→ **SELECTION**
BEGIN
Finnie found what she was looking for by becoming one of the first seven Henry E. and Nancy Horton Bartels Undergraduate Action Research fellows. Now in her second year with the Bartels fellowship program, Finnie discussed her findings as a leader in a project combining academics with community-service work in an Ithaca neighborhood housing complex. It is part of an educational strategy, or philosophy, called "service-learning," an approach that reinforces students' academic learning with practical experiences that strengthen civic values and develop moral character and a greater sense of responsibility to the community.
Finnie addressed about 70 people gathered for the Sixth Annual Faculty Fellows in Service Symposium, Jan. 17, in the Appel Commons on North Campus. The theme of the symposium, "From Different Approaches to Common Understanding," resonated through a wide variety of talks, presentations, briefings and workshops detailing the involvement of Cornell students and faculty in meaningful community service projects.
Susan Murphy, Cornell vice president for student and academic services, provided opening remarks at the symposium. Guest speaker Marie Kennedy, associate dean for academic affairs and professor of community planning at the University of Massachusetts in Boston, addressed issues of service-learning and community outreach in research universities and also led an interactive workshop.
END
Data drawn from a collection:
BEGIN
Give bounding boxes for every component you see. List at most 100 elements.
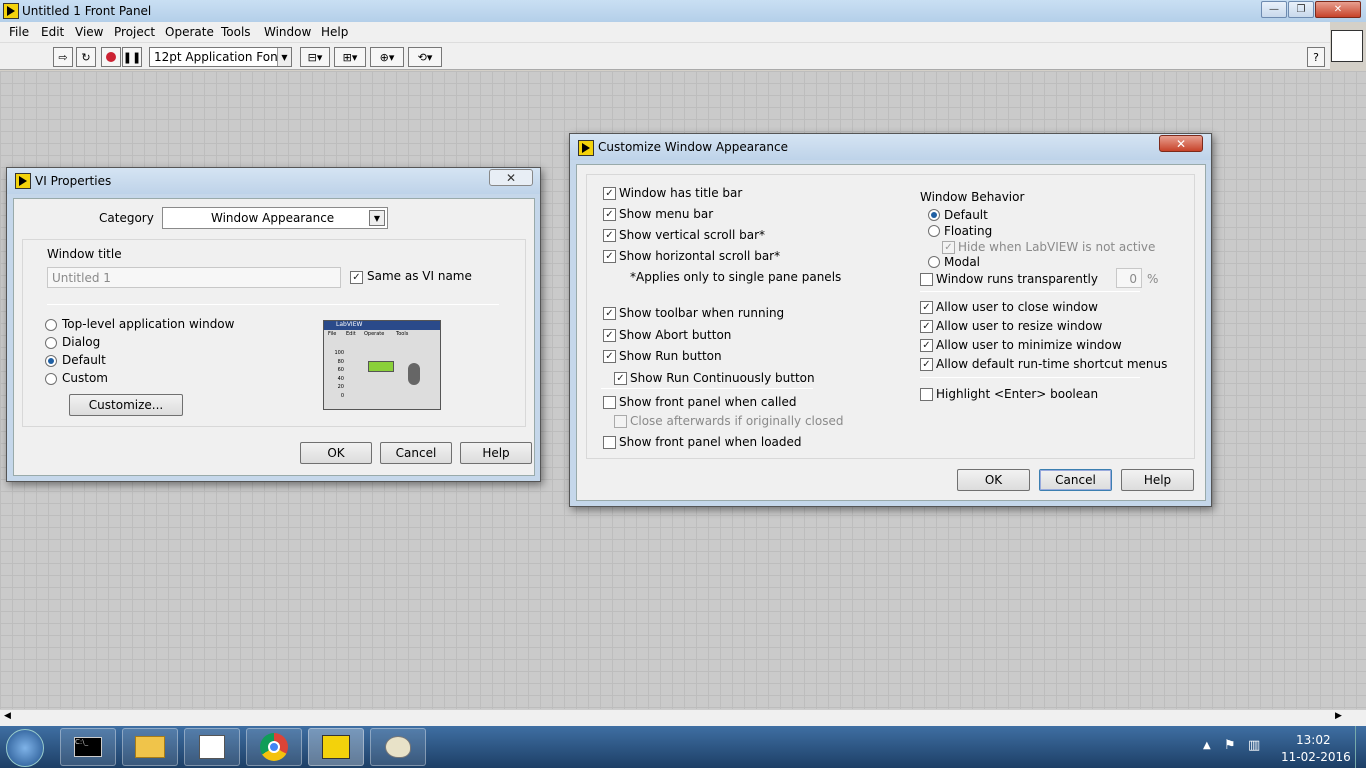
toolbar-checkbox[interactable]: ✓ (603, 307, 616, 320)
labview-icon (3, 3, 19, 19)
chevron-down-icon: ▼ (369, 210, 385, 226)
app-title-bar: Untitled 1 Front Panel — ❐ ✕ (0, 0, 1366, 22)
menu-window[interactable]: Window (264, 25, 311, 39)
run-continuously-icon[interactable]: ↻ (76, 47, 96, 67)
cancel-button[interactable]: Cancel (380, 442, 452, 464)
close-icon[interactable]: ✕ (489, 169, 533, 186)
explorer-icon[interactable] (122, 728, 178, 766)
allow-shortcut-checkbox[interactable]: ✓ (920, 358, 933, 371)
menu-operate[interactable]: Operate (165, 25, 214, 39)
windows-start-icon[interactable] (6, 729, 44, 767)
horizontal-scrollbar[interactable]: ◀ ▶ (0, 709, 1366, 726)
abort-icon[interactable] (101, 47, 121, 67)
pause-icon[interactable]: ❚❚ (122, 47, 142, 67)
radio-top-level[interactable] (45, 319, 57, 331)
allow-close-checkbox[interactable]: ✓ (920, 301, 933, 314)
menu-bar-label: Show menu bar (619, 207, 714, 221)
menu-file[interactable]: File (9, 25, 29, 39)
radio-custom-label: Custom (62, 371, 108, 385)
distribute-objects-icon[interactable]: ⊞▾ (334, 47, 366, 67)
note-text: *Applies only to single pane panels (630, 270, 842, 284)
show-desktop-button[interactable] (1355, 726, 1366, 768)
cmd-icon[interactable]: C:\_ (60, 728, 116, 766)
help-button[interactable]: Help (460, 442, 532, 464)
menu-tools[interactable]: Tools (221, 25, 251, 39)
radio-custom[interactable] (45, 373, 57, 385)
dialog-body: ✓ Window has title bar ✓ Show menu bar ✓… (576, 164, 1206, 501)
help-button[interactable]: Help (1121, 469, 1194, 491)
scroll-left-icon[interactable]: ◀ (4, 711, 11, 721)
run-button-label: Show Run button (619, 349, 722, 363)
run-continuously-checkbox[interactable]: ✓ (614, 372, 627, 385)
menu-bar-checkbox[interactable]: ✓ (603, 208, 616, 221)
preview-menu-item: File (328, 331, 337, 337)
transparency-input[interactable]: 0 (1116, 268, 1142, 288)
behavior-modal-radio[interactable] (928, 256, 940, 268)
abort-button-checkbox[interactable]: ✓ (603, 329, 616, 342)
cancel-button[interactable]: Cancel (1039, 469, 1112, 491)
clock-time[interactable]: 13:02 (1296, 733, 1331, 747)
vertical-scroll-checkbox[interactable]: ✓ (603, 229, 616, 242)
radio-default[interactable] (45, 355, 57, 367)
show-when-called-checkbox[interactable] (603, 396, 616, 409)
chrome-icon[interactable] (246, 728, 302, 766)
show-when-loaded-checkbox[interactable] (603, 436, 616, 449)
allow-minimize-label: Allow user to minimize window (936, 338, 1122, 352)
customize-button[interactable]: Customize... (69, 394, 183, 416)
allow-resize-label: Allow user to resize window (936, 319, 1103, 333)
behavior-floating-label: Floating (944, 224, 993, 238)
font-select[interactable]: 12pt Application Font ▼ (149, 47, 292, 67)
close-button[interactable]: ✕ (1315, 1, 1361, 18)
flag-icon[interactable]: ⚑ (1224, 738, 1236, 753)
menu-help[interactable]: Help (321, 25, 348, 39)
scroll-right-icon[interactable]: ▶ (1335, 711, 1342, 721)
align-objects-icon[interactable]: ⊟▾ (300, 47, 330, 67)
labview-icon[interactable] (308, 728, 364, 766)
preview-tick: 80 (337, 358, 344, 365)
vi-icon[interactable] (1331, 30, 1363, 62)
dialog-title-bar: VI Properties ✕ (7, 168, 540, 194)
allow-minimize-checkbox[interactable]: ✓ (920, 339, 933, 352)
show-hidden-icons[interactable]: ▲ (1203, 740, 1211, 751)
hide-when-inactive-checkbox[interactable]: ✓ (942, 241, 955, 254)
behavior-default-radio[interactable] (928, 209, 940, 221)
ok-button[interactable]: OK (957, 469, 1030, 491)
transparent-checkbox[interactable] (920, 273, 933, 286)
highlight-enter-checkbox[interactable] (920, 388, 933, 401)
menu-project[interactable]: Project (114, 25, 155, 39)
menu-bar: File Edit View Project Operate Tools Win… (0, 22, 1330, 43)
horizontal-scroll-checkbox[interactable]: ✓ (603, 250, 616, 263)
close-afterwards-checkbox[interactable] (614, 415, 627, 428)
allow-shortcut-label: Allow default run-time shortcut menus (936, 357, 1168, 371)
network-icon[interactable]: ▥ (1248, 738, 1260, 753)
preview-title-bar: LabVIEW (324, 321, 440, 330)
resize-objects-icon[interactable]: ⊕▾ (370, 47, 404, 67)
preview-title: LabVIEW (336, 321, 363, 328)
menu-edit[interactable]: Edit (41, 25, 64, 39)
minimize-button[interactable]: — (1261, 1, 1287, 18)
paint-icon[interactable] (370, 728, 426, 766)
help-icon[interactable]: ? (1307, 47, 1325, 67)
allow-close-label: Allow user to close window (936, 300, 1098, 314)
divider (47, 304, 499, 305)
run-arrow-icon[interactable]: ⇨ (53, 47, 73, 67)
behavior-modal-label: Modal (944, 255, 980, 269)
notepad-icon[interactable] (184, 728, 240, 766)
clock-date[interactable]: 11-02-2016 (1281, 750, 1351, 764)
maximize-button[interactable]: ❐ (1288, 1, 1314, 18)
close-icon[interactable]: ✕ (1159, 135, 1203, 152)
category-select[interactable]: Window Appearance ▼ (162, 207, 388, 229)
radio-dialog[interactable] (45, 337, 57, 349)
same-as-vi-checkbox[interactable]: ✓ (350, 271, 363, 284)
ok-button[interactable]: OK (300, 442, 372, 464)
allow-resize-checkbox[interactable]: ✓ (920, 320, 933, 333)
window-title-field[interactable]: Untitled 1 (47, 267, 341, 288)
behavior-floating-radio[interactable] (928, 225, 940, 237)
reorder-icon[interactable]: ⟲▾ (408, 47, 442, 67)
run-button-checkbox[interactable]: ✓ (603, 350, 616, 363)
vertical-scroll-label: Show vertical scroll bar* (619, 228, 765, 242)
menu-view[interactable]: View (75, 25, 103, 39)
title-bar-checkbox[interactable]: ✓ (603, 187, 616, 200)
transparent-label: Window runs transparently (936, 272, 1098, 286)
preview-menu-item: Tools (396, 331, 409, 337)
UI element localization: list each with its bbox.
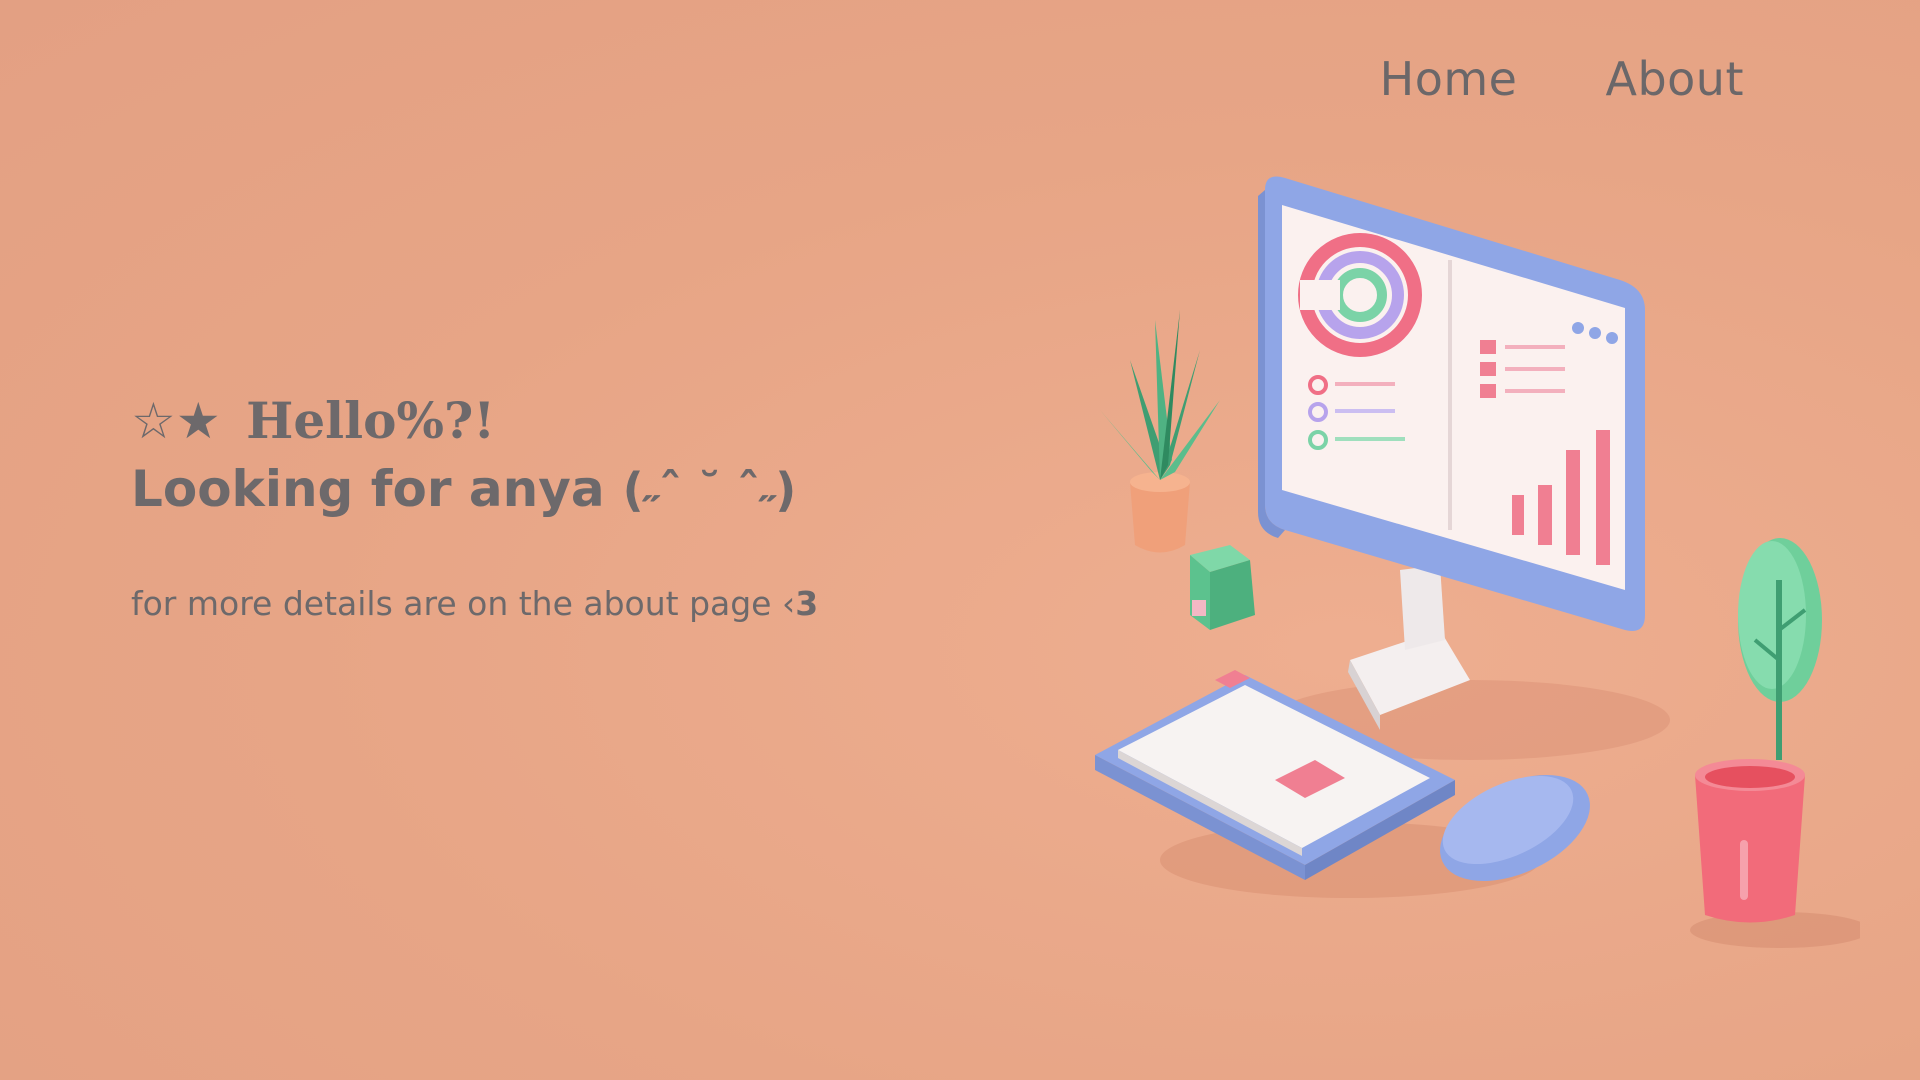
- hero-greeting-line: ☆★ Hello%?!: [131, 388, 796, 454]
- plant-cup-icon: [1695, 538, 1822, 923]
- nav-home-link[interactable]: Home: [1380, 52, 1518, 106]
- hero-heading: ☆★ Hello%?! Looking for anya (˶ˆ ˘ ˆ˶): [131, 388, 796, 525]
- potted-plant-icon: [1100, 310, 1220, 553]
- hero-subtext-text: for more details are on the about page ‹: [131, 584, 796, 623]
- nav-about-link[interactable]: About: [1605, 52, 1744, 106]
- desk-setup-illustration: [1095, 176, 1860, 948]
- hero-greeting: Hello%?!: [246, 391, 496, 450]
- heart-emoticon: 3: [795, 584, 819, 623]
- stars-icon: ☆★: [131, 392, 221, 450]
- hero-title: Looking for anya: [131, 460, 605, 518]
- top-nav: Home About: [1380, 52, 1744, 106]
- monitor-icon: [1258, 176, 1645, 730]
- hero-subtext: for more details are on the about page ‹…: [131, 584, 818, 623]
- hero-title-line: Looking for anya (˶ˆ ˘ ˆ˶): [131, 454, 796, 525]
- stacked-blocks-icon: [1190, 545, 1255, 630]
- kaomoji: (˶ˆ ˘ ˆ˶): [622, 463, 797, 517]
- page: Home About ☆★ Hello%?! Looking for anya (…: [0, 0, 1920, 1080]
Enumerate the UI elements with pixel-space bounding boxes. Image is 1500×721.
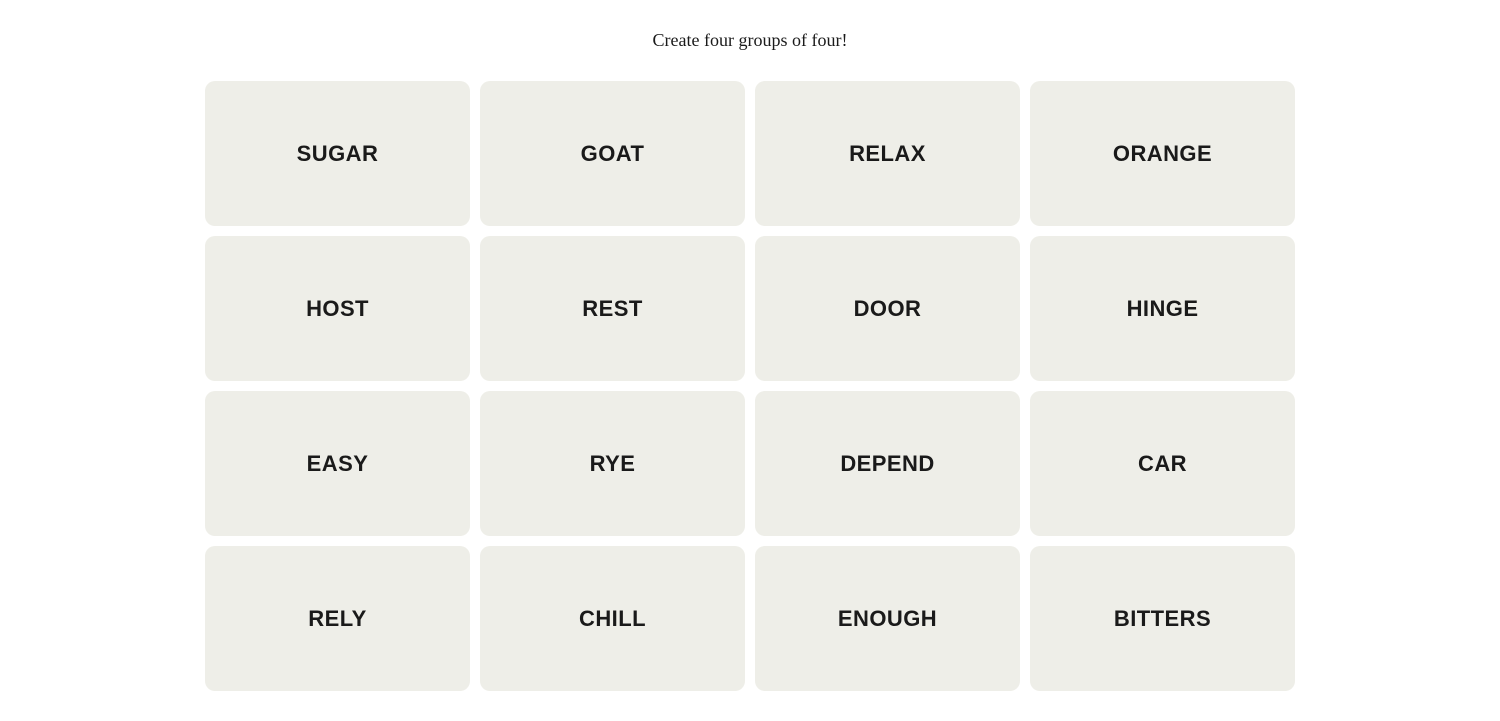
- tile-depend[interactable]: DEPEND: [755, 391, 1020, 536]
- tile-car[interactable]: CAR: [1030, 391, 1295, 536]
- tile-label-relax: RELAX: [849, 141, 926, 167]
- tile-chill[interactable]: CHILL: [480, 546, 745, 691]
- tile-label-goat: GOAT: [581, 141, 645, 167]
- tile-label-sugar: SUGAR: [297, 141, 379, 167]
- tile-hinge[interactable]: HINGE: [1030, 236, 1295, 381]
- tile-label-easy: EASY: [307, 451, 369, 477]
- tile-label-rye: RYE: [590, 451, 636, 477]
- tile-label-rest: REST: [582, 296, 642, 322]
- tile-door[interactable]: DOOR: [755, 236, 1020, 381]
- subtitle: Create four groups of four!: [653, 30, 848, 51]
- word-grid: SUGAR GOAT RELAX ORANGE HOST REST DOOR HINGE EAS…: [205, 81, 1295, 691]
- tile-rye[interactable]: RYE: [480, 391, 745, 536]
- tile-label-depend: DEPEND: [840, 451, 934, 477]
- tile-host[interactable]: HOST: [205, 236, 470, 381]
- tile-rely[interactable]: RELY: [205, 546, 470, 691]
- tile-relax[interactable]: RELAX: [755, 81, 1020, 226]
- tile-label-host: HOST: [306, 296, 369, 322]
- tile-enough[interactable]: ENOUGH: [755, 546, 1020, 691]
- tile-label-bitters: BITTERS: [1114, 606, 1211, 632]
- tile-label-chill: CHILL: [579, 606, 646, 632]
- tile-label-hinge: HINGE: [1127, 296, 1199, 322]
- tile-easy[interactable]: EASY: [205, 391, 470, 536]
- tile-label-orange: ORANGE: [1113, 141, 1212, 167]
- tile-label-enough: ENOUGH: [838, 606, 937, 632]
- tile-label-car: CAR: [1138, 451, 1187, 477]
- tile-label-rely: RELY: [308, 606, 366, 632]
- tile-label-door: DOOR: [854, 296, 922, 322]
- tile-orange[interactable]: ORANGE: [1030, 81, 1295, 226]
- tile-rest[interactable]: REST: [480, 236, 745, 381]
- tile-sugar[interactable]: SUGAR: [205, 81, 470, 226]
- tile-goat[interactable]: GOAT: [480, 81, 745, 226]
- tile-bitters[interactable]: BITTERS: [1030, 546, 1295, 691]
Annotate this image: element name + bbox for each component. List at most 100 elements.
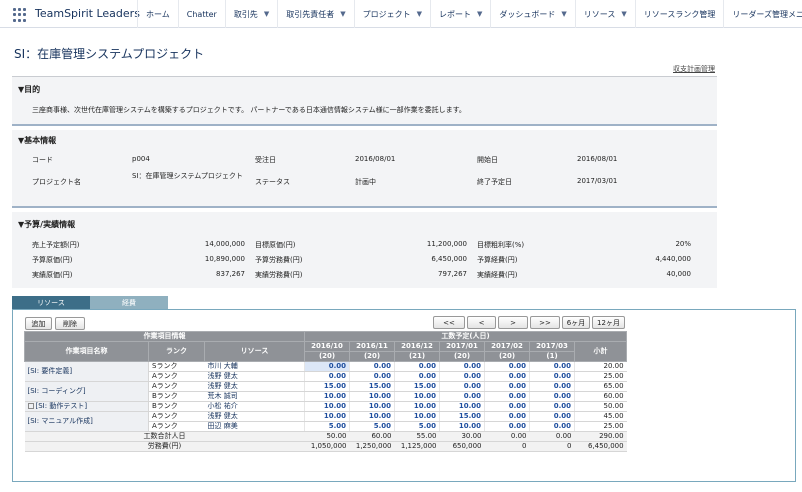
END
→ **INSTRUCTIONS**
1 > In the passage on service-learning, how many people did Finnie address at the symposium?
2 > Quote the lines from the entries that begin with the line containing "toolbar-checkbox[interactable]: ✓ (603, 307, 616, 320)" and continue through the line containing "cancel-button[interactable]: Cancel (380, 442, 452, 464)", including both of those lines.

→ **RESULTS FOR THE EXERCISE**
1 > About 70 people.

2 >
toolbar-checkbox[interactable]: ✓ (603, 307, 616, 320)
labview-icon (3, 3, 19, 19)
chevron-down-icon: ▼ (369, 210, 385, 226)
app-title-bar: Untitled 1 Front Panel — ❐ ✕ (0, 0, 1366, 22)
menu-window[interactable]: Window (264, 25, 311, 39)
run-continuously-icon[interactable]: ↻ (76, 47, 96, 67)
cancel-button[interactable]: Cancel (380, 442, 452, 464)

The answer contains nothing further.